Your instructions: Restate the full set of records exactly, word for word.

☆ ☆ ☆ ☆ ☆ ☆ ☆

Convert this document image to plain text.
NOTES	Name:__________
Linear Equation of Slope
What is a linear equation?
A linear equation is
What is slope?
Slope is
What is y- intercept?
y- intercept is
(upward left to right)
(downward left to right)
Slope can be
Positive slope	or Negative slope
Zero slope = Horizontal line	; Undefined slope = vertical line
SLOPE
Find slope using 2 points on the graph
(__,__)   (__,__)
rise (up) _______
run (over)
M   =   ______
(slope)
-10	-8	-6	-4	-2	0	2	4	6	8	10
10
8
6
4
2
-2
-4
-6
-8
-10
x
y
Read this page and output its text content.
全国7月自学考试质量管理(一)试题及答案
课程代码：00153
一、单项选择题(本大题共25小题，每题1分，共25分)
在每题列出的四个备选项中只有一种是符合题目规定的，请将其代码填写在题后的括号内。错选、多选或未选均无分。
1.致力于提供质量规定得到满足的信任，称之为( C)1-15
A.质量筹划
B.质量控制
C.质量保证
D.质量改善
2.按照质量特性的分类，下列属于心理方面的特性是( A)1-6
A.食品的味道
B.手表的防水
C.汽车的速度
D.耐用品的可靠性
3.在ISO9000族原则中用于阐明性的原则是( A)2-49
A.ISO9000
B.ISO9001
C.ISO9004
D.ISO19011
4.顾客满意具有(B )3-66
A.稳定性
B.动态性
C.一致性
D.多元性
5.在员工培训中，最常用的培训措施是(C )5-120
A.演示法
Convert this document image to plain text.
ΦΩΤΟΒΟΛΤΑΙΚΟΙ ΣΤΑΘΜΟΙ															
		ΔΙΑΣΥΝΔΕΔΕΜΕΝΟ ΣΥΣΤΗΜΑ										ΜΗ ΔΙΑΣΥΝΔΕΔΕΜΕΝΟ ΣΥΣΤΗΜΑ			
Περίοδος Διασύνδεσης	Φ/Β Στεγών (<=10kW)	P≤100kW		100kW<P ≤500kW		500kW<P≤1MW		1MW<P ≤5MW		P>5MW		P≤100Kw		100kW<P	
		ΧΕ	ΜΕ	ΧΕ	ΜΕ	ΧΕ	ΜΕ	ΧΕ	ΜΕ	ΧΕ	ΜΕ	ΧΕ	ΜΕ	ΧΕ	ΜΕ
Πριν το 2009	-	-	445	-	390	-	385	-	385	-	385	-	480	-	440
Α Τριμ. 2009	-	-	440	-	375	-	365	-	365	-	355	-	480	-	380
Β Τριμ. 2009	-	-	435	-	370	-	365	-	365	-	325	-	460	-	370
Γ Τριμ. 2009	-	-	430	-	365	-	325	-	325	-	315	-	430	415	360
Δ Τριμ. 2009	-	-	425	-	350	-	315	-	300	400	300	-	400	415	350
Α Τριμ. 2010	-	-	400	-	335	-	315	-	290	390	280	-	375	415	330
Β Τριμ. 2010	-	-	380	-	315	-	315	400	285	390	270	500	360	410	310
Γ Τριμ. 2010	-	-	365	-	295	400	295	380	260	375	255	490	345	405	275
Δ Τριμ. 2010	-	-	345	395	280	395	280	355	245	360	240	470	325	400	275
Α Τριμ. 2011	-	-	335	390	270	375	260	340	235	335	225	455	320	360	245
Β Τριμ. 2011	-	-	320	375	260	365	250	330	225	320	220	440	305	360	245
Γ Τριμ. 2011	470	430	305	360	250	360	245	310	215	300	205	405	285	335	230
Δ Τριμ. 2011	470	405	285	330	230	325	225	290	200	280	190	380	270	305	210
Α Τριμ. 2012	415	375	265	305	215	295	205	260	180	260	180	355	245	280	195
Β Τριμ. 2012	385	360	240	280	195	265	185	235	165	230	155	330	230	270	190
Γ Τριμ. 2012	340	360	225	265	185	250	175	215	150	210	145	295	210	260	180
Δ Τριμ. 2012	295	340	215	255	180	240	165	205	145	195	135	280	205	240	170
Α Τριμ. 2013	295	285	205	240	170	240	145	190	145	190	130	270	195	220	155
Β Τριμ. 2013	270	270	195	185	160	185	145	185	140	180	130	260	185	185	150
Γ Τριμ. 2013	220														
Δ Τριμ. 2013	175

☆ ☆ ☆ ☆ ☆ ☆ ☆

Exercise result:
Convert this document image to plain text.
NOTES	Name:__________
Linear Equation of Slope
What is a linear equation?
A linear equation is
What is slope?
Slope is
What is y- intercept?
y- intercept is
(upward left to right)
(downward left to right)
Slope can be
Positive slope	or Negative slope
Zero slope = Horizontal line	; Undefined slope = vertical line
SLOPE
Find slope using 2 points on the graph
(__,__)   (__,__)
rise (up) _______
run (over)
M   =   ______
(slope)
-10	-8	-6	-4	-2	0	2	4	6	8	10
10
8
6
4
2
-2
-4
-6
-8
-10
x
y
Read this page and output its text content.
全国7月自学考试质量管理(一)试题及答案
课程代码：00153
一、单项选择题(本大题共25小题，每题1分，共25分)
在每题列出的四个备选项中只有一种是符合题目规定的，请将其代码填写在题后的括号内。错选、多选或未选均无分。
1.致力于提供质量规定得到满足的信任，称之为( C)1-15
A.质量筹划
B.质量控制
C.质量保证
D.质量改善
2.按照质量特性的分类，下列属于心理方面的特性是( A)1-6
A.食品的味道
B.手表的防水
C.汽车的速度
D.耐用品的可靠性
3.在ISO9000族原则中用于阐明性的原则是( A)2-49
A.ISO9000
B.ISO9001
C.ISO9004
D.ISO19011
4.顾客满意具有(B )3-66
A.稳定性
B.动态性
C.一致性
D.多元性
5.在员工培训中，最常用的培训措施是(C )5-120
A.演示法
Convert this document image to plain text.
ΦΩΤΟΒΟΛΤΑΙΚΟΙ ΣΤΑΘΜΟΙ															
		ΔΙΑΣΥΝΔΕΔΕΜΕΝΟ ΣΥΣΤΗΜΑ										ΜΗ ΔΙΑΣΥΝΔΕΔΕΜΕΝΟ ΣΥΣΤΗΜΑ			
Περίοδος Διασύνδεσης	Φ/Β Στεγών (<=10kW)	P≤100kW		100kW<P ≤500kW		500kW<P≤1MW		1MW<P ≤5MW		P>5MW		P≤100Kw		100kW<P	
		ΧΕ	ΜΕ	ΧΕ	ΜΕ	ΧΕ	ΜΕ	ΧΕ	ΜΕ	ΧΕ	ΜΕ	ΧΕ	ΜΕ	ΧΕ	ΜΕ
Πριν το 2009	-	-	445	-	390	-	385	-	385	-	385	-	480	-	440
Α Τριμ. 2009	-	-	440	-	375	-	365	-	365	-	355	-	480	-	380
Β Τριμ. 2009	-	-	435	-	370	-	365	-	365	-	325	-	460	-	370
Γ Τριμ. 2009	-	-	430	-	365	-	325	-	325	-	315	-	430	415	360
Δ Τριμ. 2009	-	-	425	-	350	-	315	-	300	400	300	-	400	415	350
Α Τριμ. 2010	-	-	400	-	335	-	315	-	290	390	280	-	375	415	330
Β Τριμ. 2010	-	-	380	-	315	-	315	400	285	390	270	500	360	410	310
Γ Τριμ. 2010	-	-	365	-	295	400	295	380	260	375	255	490	345	405	275
Δ Τριμ. 2010	-	-	345	395	280	395	280	355	245	360	240	470	325	400	275
Α Τριμ. 2011	-	-	335	390	270	375	260	340	235	335	225	455	320	360	245
Β Τριμ. 2011	-	-	320	375	260	365	250	330	225	320	220	440	305	360	245
Γ Τριμ. 2011	470	430	305	360	250	360	245	310	215	300	205	405	285	335	230
Δ Τριμ. 2011	470	405	285	330	230	325	225	290	200	280	190	380	270	305	210
Α Τριμ. 2012	415	375	265	305	215	295	205	260	180	260	180	355	245	280	195
Β Τριμ. 2012	385	360	240	280	195	265	185	235	165	230	155	330	230	270	190
Γ Τριμ. 2012	340	360	225	265	185	250	175	215	150	210	145	295	210	260	180
Δ Τριμ. 2012	295	340	215	255	180	240	165	205	145	195	135	280	205	240	170
Α Τριμ. 2013	295	285	205	240	170	240	145	190	145	190	130	270	195	220	155
Β Τριμ. 2013	270	270	195	185	160	185	145	185	140	180	130	260	185	185	150
Γ Τριμ. 2013	220														
Δ Τριμ. 2013	175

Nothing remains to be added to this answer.